(What you have to do): Omit every picture and write out the rest of the records exactly.

-- Start Given data --

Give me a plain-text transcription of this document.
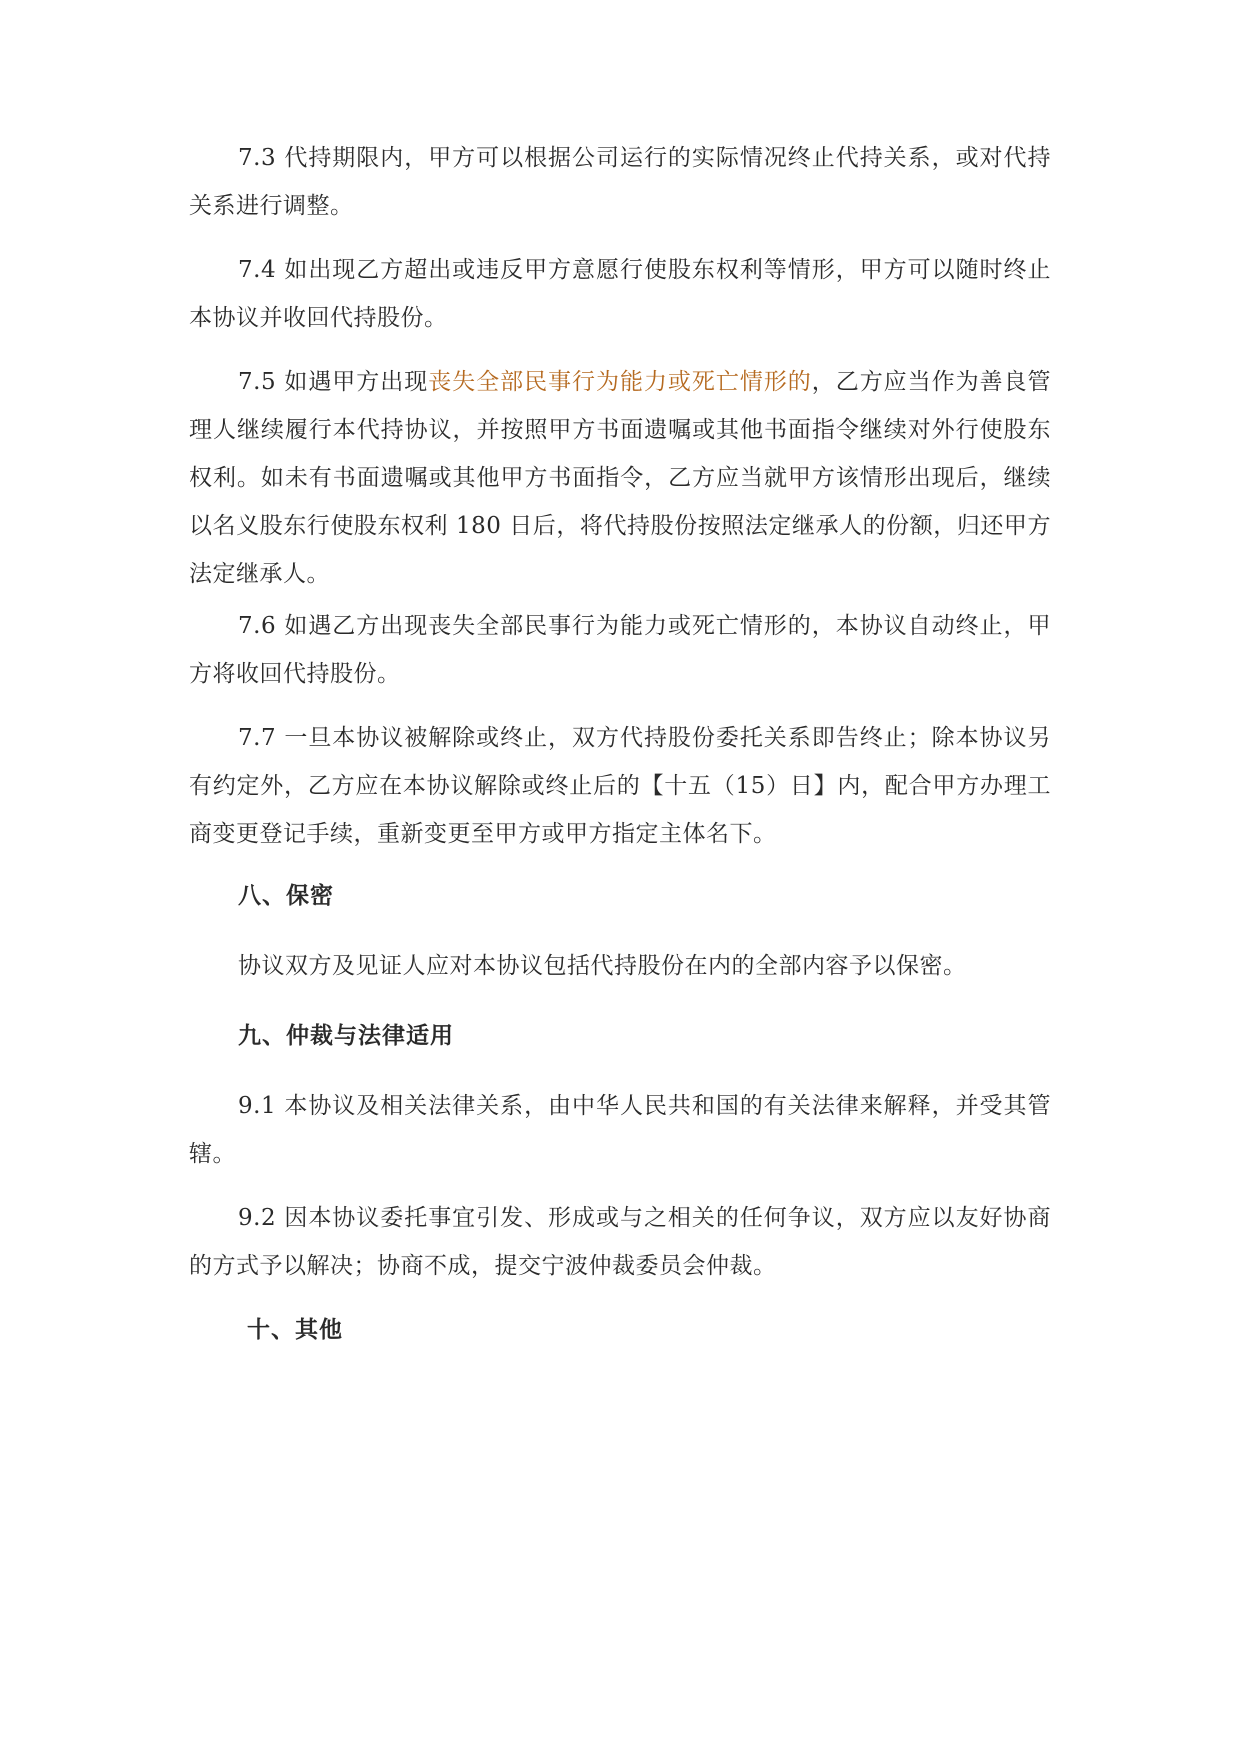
7.3 代持期限内，甲方可以根据公司运行的实际情况终止代持关系，或对代持关系进行调整。

7.4 如出现乙方超出或违反甲方意愿行使股东权利等情形，甲方可以随时终止本协议并收回代持股份。

7.5 如遇甲方出现丧失全部民事行为能力或死亡情形的，乙方应当作为善良管理人继续履行本代持协议，并按照甲方书面遗嘱或其他书面指令继续对外行使股东权利。如未有书面遗嘱或其他甲方书面指令，乙方应当就甲方该情形出现后，继续以名义股东行使股东权利 180 日后，将代持股份按照法定继承人的份额，归还甲方法定继承人。

7.6 如遇乙方出现丧失全部民事行为能力或死亡情形的，本协议自动终止，甲方将收回代持股份。

7.7 一旦本协议被解除或终止，双方代持股份委托关系即告终止；除本协议另有约定外，乙方应在本协议解除或终止后的【十五（15）日】内，配合甲方办理工商变更登记手续，重新变更至甲方或甲方指定主体名下。

八、保密

协议双方及见证人应对本协议包括代持股份在内的全部内容予以保密。

九、仲裁与法律适用

9.1 本协议及相关法律关系，由中华人民共和国的有关法律来解释，并受其管辖。

9.2 因本协议委托事宜引发、形成或与之相关的任何争议，双方应以友好协商的方式予以解决；协商不成，提交宁波仲裁委员会仲裁。

十、其他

-- End Given data --

(Response to the task):
Give me a plain-text transcription of this document.
7.3 代持期限内，甲方可以根据公司运行的实际情况终止代持关系，或对代持关系进行调整。

7.4 如出现乙方超出或违反甲方意愿行使股东权利等情形，甲方可以随时终止本协议并收回代持股份。

7.5 如遇甲方出现丧失全部民事行为能力或死亡情形的，乙方应当作为善良管理人继续履行本代持协议，并按照甲方书面遗嘱或其他书面指令继续对外行使股东权利。如未有书面遗嘱或其他甲方书面指令，乙方应当就甲方该情形出现后，继续以名义股东行使股东权利 180 日后，将代持股份按照法定继承人的份额，归还甲方法定继承人。

7.6 如遇乙方出现丧失全部民事行为能力或死亡情形的，本协议自动终止，甲方将收回代持股份。

7.7 一旦本协议被解除或终止，双方代持股份委托关系即告终止；除本协议另有约定外，乙方应在本协议解除或终止后的【十五（15）日】内，配合甲方办理工商变更登记手续，重新变更至甲方或甲方指定主体名下。

八、保密

协议双方及见证人应对本协议包括代持股份在内的全部内容予以保密。

九、仲裁与法律适用

9.1 本协议及相关法律关系，由中华人民共和国的有关法律来解释，并受其管辖。

9.2 因本协议委托事宜引发、形成或与之相关的任何争议，双方应以友好协商的方式予以解决；协商不成，提交宁波仲裁委员会仲裁。

十、其他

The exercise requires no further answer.